Check each line of the material below, and copy it if it holds the string "программы".

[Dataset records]
━━━
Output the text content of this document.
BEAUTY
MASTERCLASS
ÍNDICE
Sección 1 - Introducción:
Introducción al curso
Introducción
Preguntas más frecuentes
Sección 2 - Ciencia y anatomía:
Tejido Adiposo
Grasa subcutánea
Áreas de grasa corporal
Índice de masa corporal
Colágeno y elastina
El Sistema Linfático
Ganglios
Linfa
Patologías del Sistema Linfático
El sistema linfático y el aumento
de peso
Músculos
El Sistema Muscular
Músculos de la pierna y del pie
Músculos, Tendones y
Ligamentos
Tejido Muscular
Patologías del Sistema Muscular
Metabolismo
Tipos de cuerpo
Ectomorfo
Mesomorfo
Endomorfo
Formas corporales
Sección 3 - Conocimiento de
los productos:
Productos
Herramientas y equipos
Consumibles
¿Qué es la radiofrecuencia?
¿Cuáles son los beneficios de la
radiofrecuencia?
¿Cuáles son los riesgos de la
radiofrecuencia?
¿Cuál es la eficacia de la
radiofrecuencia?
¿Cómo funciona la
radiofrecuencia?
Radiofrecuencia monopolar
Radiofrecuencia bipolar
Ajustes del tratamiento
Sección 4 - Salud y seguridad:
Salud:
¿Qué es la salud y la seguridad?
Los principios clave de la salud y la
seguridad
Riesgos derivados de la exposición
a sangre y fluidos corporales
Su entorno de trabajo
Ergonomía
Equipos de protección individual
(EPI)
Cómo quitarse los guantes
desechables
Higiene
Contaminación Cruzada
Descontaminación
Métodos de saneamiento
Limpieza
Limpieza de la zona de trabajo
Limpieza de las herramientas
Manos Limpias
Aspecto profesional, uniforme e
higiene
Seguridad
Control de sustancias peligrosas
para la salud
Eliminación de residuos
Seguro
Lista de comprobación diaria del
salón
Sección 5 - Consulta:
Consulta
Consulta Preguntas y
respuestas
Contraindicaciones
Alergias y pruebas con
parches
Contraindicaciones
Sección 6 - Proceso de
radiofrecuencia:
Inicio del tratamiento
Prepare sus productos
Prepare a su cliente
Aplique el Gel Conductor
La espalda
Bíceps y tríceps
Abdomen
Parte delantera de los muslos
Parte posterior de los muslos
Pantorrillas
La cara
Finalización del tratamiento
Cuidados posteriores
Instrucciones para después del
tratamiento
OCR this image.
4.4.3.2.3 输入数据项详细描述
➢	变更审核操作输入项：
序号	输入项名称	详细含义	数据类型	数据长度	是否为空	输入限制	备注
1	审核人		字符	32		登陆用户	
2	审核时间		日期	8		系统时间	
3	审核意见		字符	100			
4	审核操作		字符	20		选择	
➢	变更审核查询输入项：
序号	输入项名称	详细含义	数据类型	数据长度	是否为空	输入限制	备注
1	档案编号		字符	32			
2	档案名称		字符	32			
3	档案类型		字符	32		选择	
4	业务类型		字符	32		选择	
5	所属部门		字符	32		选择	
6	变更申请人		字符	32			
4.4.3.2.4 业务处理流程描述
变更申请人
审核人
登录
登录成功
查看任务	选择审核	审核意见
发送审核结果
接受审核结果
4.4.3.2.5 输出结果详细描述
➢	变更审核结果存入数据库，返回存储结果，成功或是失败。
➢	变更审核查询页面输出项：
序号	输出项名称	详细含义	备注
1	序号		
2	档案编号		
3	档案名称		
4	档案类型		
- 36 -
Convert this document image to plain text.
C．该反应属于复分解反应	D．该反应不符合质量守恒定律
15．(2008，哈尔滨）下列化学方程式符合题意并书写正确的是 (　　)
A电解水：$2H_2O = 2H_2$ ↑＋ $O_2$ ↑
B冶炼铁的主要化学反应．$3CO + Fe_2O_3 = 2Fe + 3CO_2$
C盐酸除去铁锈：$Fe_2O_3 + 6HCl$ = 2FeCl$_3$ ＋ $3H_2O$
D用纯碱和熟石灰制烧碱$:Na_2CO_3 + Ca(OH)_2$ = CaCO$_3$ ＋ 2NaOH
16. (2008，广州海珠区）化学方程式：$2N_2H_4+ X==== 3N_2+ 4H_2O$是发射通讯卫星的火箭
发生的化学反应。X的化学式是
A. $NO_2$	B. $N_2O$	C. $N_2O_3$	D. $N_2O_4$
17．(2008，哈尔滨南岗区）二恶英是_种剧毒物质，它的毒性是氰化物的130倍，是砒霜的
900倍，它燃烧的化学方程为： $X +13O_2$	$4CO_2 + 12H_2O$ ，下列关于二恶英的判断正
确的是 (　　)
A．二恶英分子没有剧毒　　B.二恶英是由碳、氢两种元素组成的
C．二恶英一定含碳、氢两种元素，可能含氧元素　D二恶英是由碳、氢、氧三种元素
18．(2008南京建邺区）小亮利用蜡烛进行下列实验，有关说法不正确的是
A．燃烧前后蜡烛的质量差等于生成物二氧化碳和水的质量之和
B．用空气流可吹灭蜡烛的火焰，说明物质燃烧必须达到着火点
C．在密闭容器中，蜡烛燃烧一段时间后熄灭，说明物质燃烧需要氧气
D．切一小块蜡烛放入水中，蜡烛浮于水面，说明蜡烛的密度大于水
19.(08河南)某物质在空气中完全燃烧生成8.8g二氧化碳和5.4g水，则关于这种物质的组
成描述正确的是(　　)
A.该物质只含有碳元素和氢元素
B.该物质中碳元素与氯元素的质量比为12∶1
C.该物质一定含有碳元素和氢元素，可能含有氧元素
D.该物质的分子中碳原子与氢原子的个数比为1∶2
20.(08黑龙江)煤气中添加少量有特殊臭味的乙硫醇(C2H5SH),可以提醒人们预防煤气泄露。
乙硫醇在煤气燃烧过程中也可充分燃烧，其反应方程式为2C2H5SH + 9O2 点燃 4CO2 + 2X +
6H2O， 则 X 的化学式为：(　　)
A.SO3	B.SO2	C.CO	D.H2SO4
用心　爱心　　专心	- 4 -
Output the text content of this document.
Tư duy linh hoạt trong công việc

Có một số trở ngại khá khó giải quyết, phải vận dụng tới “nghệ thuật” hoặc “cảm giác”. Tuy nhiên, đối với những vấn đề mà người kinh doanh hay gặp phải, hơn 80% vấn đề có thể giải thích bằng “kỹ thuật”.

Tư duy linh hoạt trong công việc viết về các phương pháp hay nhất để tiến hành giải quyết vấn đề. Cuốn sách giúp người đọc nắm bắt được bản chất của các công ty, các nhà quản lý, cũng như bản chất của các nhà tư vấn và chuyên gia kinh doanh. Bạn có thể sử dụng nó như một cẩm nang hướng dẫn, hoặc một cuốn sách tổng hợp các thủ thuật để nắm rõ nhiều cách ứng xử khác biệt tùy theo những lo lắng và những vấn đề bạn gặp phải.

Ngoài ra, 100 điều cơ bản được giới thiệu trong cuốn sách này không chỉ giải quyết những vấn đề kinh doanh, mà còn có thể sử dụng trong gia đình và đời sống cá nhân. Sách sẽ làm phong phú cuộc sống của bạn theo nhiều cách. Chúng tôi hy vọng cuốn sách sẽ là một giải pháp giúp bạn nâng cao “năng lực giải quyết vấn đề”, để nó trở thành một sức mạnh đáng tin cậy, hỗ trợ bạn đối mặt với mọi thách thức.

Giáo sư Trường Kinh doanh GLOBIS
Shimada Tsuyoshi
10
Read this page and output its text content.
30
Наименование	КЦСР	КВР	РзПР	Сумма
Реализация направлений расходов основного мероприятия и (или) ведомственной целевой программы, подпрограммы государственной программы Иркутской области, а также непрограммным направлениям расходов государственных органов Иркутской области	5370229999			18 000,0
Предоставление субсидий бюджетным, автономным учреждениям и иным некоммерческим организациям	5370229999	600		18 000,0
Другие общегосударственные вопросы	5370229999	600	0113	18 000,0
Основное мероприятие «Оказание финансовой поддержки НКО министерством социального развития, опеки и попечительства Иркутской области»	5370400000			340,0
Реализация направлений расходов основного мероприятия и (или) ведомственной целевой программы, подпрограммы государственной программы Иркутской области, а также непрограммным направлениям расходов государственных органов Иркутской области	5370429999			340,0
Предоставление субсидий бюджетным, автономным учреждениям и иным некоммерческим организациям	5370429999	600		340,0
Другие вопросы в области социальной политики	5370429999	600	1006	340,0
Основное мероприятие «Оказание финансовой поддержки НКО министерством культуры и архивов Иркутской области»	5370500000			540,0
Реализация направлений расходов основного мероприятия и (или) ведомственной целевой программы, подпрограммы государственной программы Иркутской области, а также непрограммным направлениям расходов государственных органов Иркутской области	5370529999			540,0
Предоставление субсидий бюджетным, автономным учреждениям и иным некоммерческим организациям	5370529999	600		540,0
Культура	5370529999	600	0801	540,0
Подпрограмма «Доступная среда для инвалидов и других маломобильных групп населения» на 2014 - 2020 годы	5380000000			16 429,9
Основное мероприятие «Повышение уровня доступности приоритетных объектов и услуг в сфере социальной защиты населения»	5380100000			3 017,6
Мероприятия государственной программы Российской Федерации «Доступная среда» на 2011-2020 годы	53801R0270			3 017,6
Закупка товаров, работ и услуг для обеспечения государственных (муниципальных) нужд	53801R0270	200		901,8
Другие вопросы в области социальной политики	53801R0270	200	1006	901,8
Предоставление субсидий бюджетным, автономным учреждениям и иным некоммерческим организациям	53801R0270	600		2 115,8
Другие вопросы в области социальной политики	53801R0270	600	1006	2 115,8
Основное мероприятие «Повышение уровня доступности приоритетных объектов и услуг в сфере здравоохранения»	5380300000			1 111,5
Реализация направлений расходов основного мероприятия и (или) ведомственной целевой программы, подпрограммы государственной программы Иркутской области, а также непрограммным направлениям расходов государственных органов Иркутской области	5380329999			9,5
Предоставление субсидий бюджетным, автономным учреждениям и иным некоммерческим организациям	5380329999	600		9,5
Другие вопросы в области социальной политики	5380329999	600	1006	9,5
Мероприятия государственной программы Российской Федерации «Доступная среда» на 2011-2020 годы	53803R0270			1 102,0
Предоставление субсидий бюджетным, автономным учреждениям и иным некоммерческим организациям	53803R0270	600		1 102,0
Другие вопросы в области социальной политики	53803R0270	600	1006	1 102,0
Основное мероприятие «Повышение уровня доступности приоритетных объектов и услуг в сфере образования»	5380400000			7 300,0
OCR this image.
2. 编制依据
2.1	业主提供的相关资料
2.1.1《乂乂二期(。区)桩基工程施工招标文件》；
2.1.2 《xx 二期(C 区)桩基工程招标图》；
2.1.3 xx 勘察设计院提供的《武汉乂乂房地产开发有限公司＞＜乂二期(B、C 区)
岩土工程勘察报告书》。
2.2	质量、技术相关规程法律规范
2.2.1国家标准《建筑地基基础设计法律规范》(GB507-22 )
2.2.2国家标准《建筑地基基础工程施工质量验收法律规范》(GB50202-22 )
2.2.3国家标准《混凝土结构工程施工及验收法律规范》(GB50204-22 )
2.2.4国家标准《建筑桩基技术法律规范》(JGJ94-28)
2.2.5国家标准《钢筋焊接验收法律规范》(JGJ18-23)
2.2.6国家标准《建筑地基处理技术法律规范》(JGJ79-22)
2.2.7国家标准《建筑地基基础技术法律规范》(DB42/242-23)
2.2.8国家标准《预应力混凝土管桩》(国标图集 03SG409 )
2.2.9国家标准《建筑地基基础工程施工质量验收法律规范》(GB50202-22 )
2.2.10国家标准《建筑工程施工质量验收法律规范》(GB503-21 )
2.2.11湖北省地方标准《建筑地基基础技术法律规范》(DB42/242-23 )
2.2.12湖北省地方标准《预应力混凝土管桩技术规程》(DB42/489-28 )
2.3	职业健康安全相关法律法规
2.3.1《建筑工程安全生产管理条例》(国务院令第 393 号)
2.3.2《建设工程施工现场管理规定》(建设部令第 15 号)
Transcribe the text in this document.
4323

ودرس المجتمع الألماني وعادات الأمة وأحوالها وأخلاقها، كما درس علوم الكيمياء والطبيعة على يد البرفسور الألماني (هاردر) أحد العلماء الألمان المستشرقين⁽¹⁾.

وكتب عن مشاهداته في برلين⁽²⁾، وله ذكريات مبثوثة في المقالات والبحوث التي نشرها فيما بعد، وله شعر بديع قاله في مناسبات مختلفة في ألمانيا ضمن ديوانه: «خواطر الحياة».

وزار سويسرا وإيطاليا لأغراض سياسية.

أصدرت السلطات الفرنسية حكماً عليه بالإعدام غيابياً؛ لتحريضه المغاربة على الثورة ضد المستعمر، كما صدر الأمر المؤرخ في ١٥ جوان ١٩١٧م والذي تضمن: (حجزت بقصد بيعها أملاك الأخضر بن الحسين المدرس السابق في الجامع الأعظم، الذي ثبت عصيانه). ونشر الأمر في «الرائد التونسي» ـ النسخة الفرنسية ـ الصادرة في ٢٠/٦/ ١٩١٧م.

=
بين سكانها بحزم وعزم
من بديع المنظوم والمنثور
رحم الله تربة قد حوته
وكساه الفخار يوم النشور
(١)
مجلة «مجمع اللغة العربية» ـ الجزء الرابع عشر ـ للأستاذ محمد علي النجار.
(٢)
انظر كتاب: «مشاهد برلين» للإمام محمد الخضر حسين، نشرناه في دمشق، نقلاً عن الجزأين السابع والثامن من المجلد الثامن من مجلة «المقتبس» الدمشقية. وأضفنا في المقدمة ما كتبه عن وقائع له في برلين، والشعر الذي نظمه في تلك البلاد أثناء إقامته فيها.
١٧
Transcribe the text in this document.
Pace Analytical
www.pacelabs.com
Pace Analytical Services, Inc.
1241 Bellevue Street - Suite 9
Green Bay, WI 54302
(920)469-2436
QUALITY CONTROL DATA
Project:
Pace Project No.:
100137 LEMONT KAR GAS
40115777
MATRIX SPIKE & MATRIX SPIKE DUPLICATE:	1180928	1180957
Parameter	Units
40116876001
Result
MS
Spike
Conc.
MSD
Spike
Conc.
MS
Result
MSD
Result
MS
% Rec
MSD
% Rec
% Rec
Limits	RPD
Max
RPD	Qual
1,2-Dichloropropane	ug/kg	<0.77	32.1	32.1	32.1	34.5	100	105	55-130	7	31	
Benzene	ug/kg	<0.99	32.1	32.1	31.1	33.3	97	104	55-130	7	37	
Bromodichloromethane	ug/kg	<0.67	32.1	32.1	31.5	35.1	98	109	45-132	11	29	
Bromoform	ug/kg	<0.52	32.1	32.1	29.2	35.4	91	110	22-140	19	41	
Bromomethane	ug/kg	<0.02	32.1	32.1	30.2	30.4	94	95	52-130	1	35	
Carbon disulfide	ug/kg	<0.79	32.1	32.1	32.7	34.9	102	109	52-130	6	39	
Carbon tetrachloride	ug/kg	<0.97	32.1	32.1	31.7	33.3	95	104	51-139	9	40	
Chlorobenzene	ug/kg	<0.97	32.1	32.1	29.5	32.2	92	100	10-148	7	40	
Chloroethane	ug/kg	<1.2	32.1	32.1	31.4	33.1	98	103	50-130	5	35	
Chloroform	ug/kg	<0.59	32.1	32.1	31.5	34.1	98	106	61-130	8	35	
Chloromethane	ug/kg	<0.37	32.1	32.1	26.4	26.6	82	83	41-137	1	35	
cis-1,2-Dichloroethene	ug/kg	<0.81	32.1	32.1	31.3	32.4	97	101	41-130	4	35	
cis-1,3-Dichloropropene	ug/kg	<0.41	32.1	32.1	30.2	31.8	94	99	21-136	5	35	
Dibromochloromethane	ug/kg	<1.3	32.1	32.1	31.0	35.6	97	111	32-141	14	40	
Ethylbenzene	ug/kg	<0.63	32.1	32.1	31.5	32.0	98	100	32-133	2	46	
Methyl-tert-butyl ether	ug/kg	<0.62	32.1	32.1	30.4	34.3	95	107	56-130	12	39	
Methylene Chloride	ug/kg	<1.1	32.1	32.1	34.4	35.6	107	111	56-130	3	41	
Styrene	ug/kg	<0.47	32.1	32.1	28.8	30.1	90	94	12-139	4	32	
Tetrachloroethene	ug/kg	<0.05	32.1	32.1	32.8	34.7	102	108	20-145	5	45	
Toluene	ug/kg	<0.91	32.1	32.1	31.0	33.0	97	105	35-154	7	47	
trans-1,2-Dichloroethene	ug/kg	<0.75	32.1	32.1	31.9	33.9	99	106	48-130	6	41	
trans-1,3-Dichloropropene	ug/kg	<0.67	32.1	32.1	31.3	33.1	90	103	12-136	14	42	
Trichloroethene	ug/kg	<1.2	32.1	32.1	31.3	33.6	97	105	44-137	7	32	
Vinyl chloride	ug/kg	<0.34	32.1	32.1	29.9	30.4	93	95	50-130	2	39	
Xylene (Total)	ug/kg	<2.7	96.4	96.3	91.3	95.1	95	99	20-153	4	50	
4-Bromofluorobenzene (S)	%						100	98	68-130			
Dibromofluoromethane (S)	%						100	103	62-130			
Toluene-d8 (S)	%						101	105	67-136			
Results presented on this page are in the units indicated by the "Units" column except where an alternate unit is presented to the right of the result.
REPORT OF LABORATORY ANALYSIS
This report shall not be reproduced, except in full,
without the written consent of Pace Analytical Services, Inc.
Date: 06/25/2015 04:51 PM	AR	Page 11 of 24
━━━
TASK RESPONSE —
Реализация направлений расходов основного мероприятия и (или) ведомственной целевой программы, подпрограммы государственной программы Иркутской области, а также непрограммным направлениям расходов государственных органов Иркутской области	5370229999			18 000,0
Реализация направлений расходов основного мероприятия и (или) ведомственной целевой программы, подпрограммы государственной программы Иркутской области, а также непрограммным направлениям расходов государственных органов Иркутской области	5370429999			340,0
Реализация направлений расходов основного мероприятия и (или) ведомственной целевой программы, подпрограммы государственной программы Иркутской области, а также непрограммным направлениям расходов государственных органов Иркутской области	5370529999			540,0
Мероприятия государственной программы Российской Федерации «Доступная среда» на 2011-2020 годы	53801R0270			3 017,6
Реализация направлений расходов основного мероприятия и (или) ведомственной целевой программы, подпрограммы государственной программы Иркутской области, а также непрограммным направлениям расходов государственных органов Иркутской области	5380329999			9,5
Мероприятия государственной программы Российской Федерации «Доступная среда» на 2011-2020 годы	53803R0270			1 102,0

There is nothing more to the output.